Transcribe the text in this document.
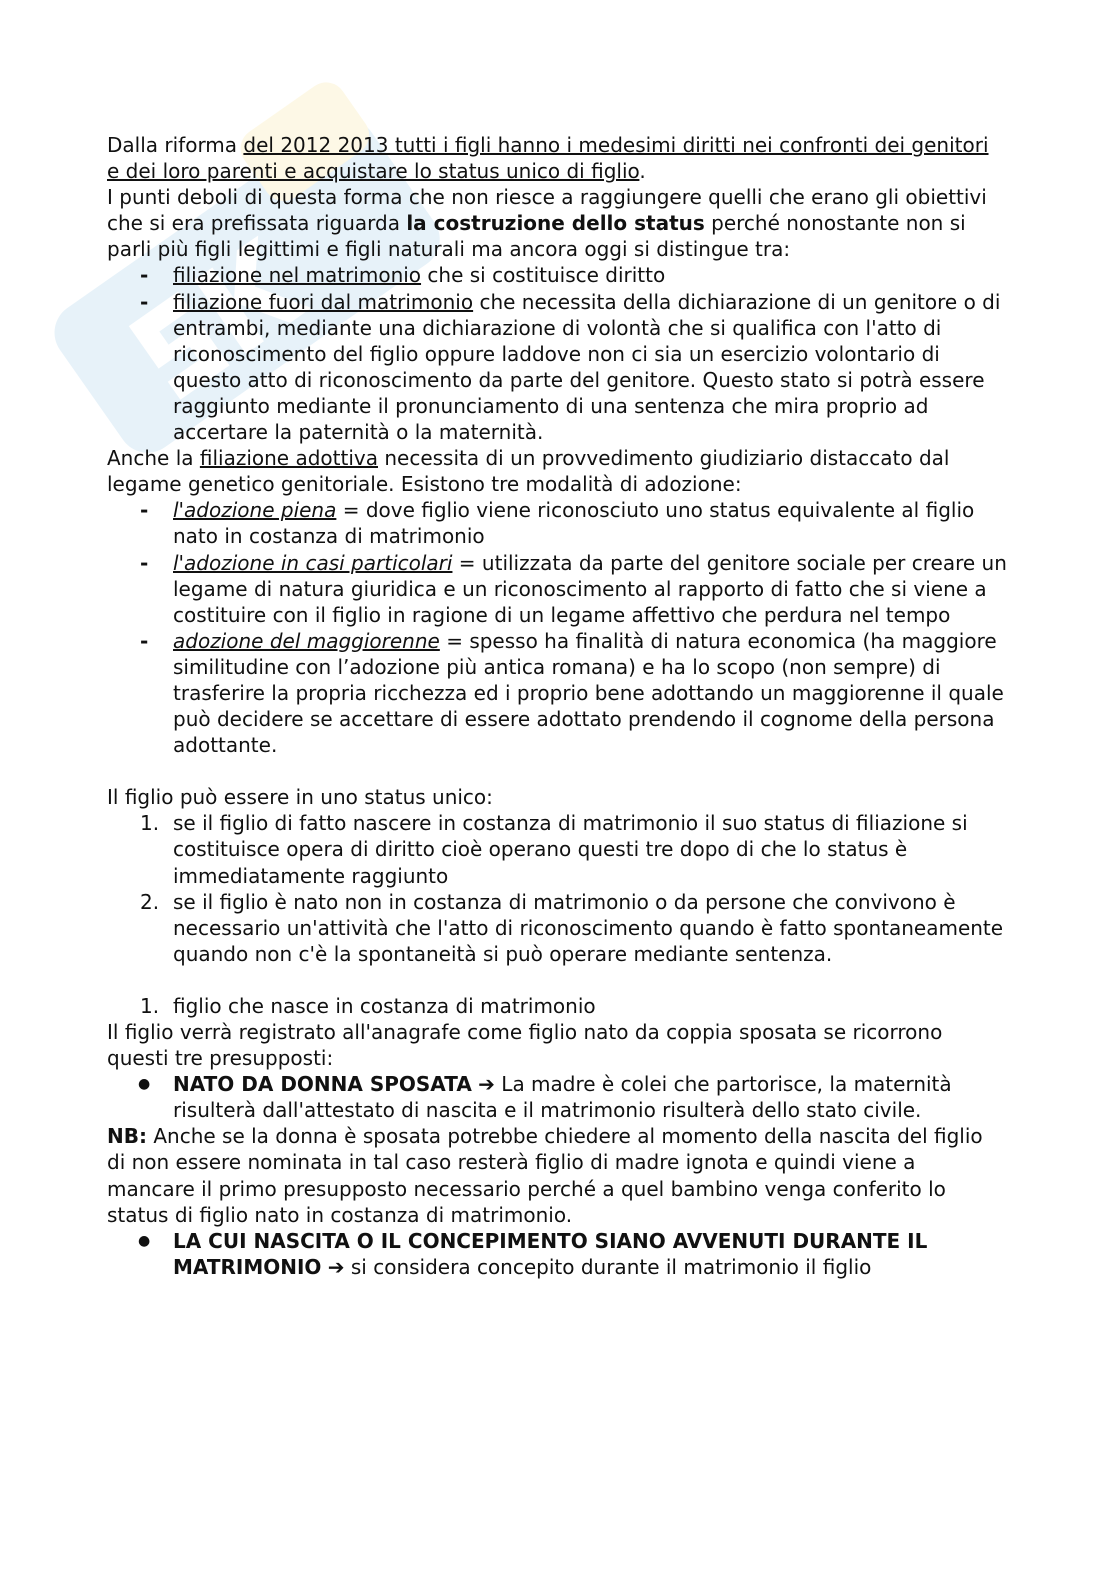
Dalla riforma del 2012 2013 tutti i figli hanno i medesimi diritti nei confronti dei genitori e dei loro parenti e acquistare lo status unico di figlio.

I punti deboli di questa forma che non riesce a raggiungere quelli che erano gli obiettivi che si era prefissata riguarda la costruzione dello status perché nonostante non si parli più figli legittimi e figli naturali ma ancora oggi si distingue tra:

- filiazione nel matrimonio che si costituisce diritto
- filiazione fuori dal matrimonio che necessita della dichiarazione di un genitore o di entrambi, mediante una dichiarazione di volontà che si qualifica con l'atto di riconoscimento del figlio oppure laddove non ci sia un esercizio volontario di questo atto di riconoscimento da parte del genitore. Questo stato si potrà essere raggiunto mediante il pronunciamento di una sentenza che mira proprio ad accertare la paternità o la maternità.

Anche la filiazione adottiva necessita di un provvedimento giudiziario distaccato dal legame genetico genitoriale. Esistono tre modalità di adozione:

- l'adozione piena = dove figlio viene riconosciuto uno status equivalente al figlio nato in costanza di matrimonio
- l'adozione in casi particolari = utilizzata da parte del genitore sociale per creare un legame di natura giuridica e un riconoscimento al rapporto di fatto che si viene a costituire con il figlio in ragione di un legame affettivo che perdura nel tempo
- adozione del maggiorenne = spesso ha finalità di natura economica (ha maggiore similitudine con l’adozione più antica romana) e ha lo scopo (non sempre) di trasferire la propria ricchezza ed i proprio bene adottando un maggiorenne il quale può decidere se accettare di essere adottato prendendo il cognome della persona adottante.

Il figlio può essere in uno status unico:

1. se il figlio di fatto nascere in costanza di matrimonio il suo status di filiazione si costituisce opera di diritto cioè operano questi tre dopo di che lo status è immediatamente raggiunto
2. se il figlio è nato non in costanza di matrimonio o da persone che convivono è necessario un'attività che l'atto di riconoscimento quando è fatto spontaneamente quando non c'è la spontaneità si può operare mediante sentenza.
1. figlio che nasce in costanza di matrimonio

Il figlio verrà registrato all'anagrafe come figlio nato da coppia sposata se ricorrono questi tre presupposti:

● NATO DA DONNA SPOSATA ➔ La madre è colei che partorisce, la maternità risulterà dall'attestato di nascita e il matrimonio risulterà dello stato civile.

NB: Anche se la donna è sposata potrebbe chiedere al momento della nascita del figlio di non essere nominata in tal caso resterà figlio di madre ignota e quindi viene a mancare il primo presupposto necessario perché a quel bambino venga conferito lo status di figlio nato in costanza di matrimonio.

● LA CUI NASCITA O IL CONCEPIMENTO SIANO AVVENUTI DURANTE IL MATRIMONIO ➔ si considera concepito durante il matrimonio il figlio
====================
## Work instructions
Show, from the material above, each line that includes the string "costanza".

## Result of the task
- l'adozione piena = dove figlio viene riconosciuto uno status equivalente al figlio nato in costanza di matrimonio
1. se il figlio di fatto nascere in costanza di matrimonio il suo status di filiazione si costituisce opera di diritto cioè operano questi tre dopo di che lo status è immediatamente raggiunto
2. se il figlio è nato non in costanza di matrimonio o da persone che convivono è necessario un'attività che l'atto di riconoscimento quando è fatto spontaneamente quando non c'è la spontaneità si può operare mediante sentenza.
1. figlio che nasce in costanza di matrimonio
NB: Anche se la donna è sposata potrebbe chiedere al momento della nascita del figlio di non essere nominata in tal caso resterà figlio di madre ignota e quindi viene a mancare il primo presupposto necessario perché a quel bambino venga conferito lo status di figlio nato in costanza di matrimonio.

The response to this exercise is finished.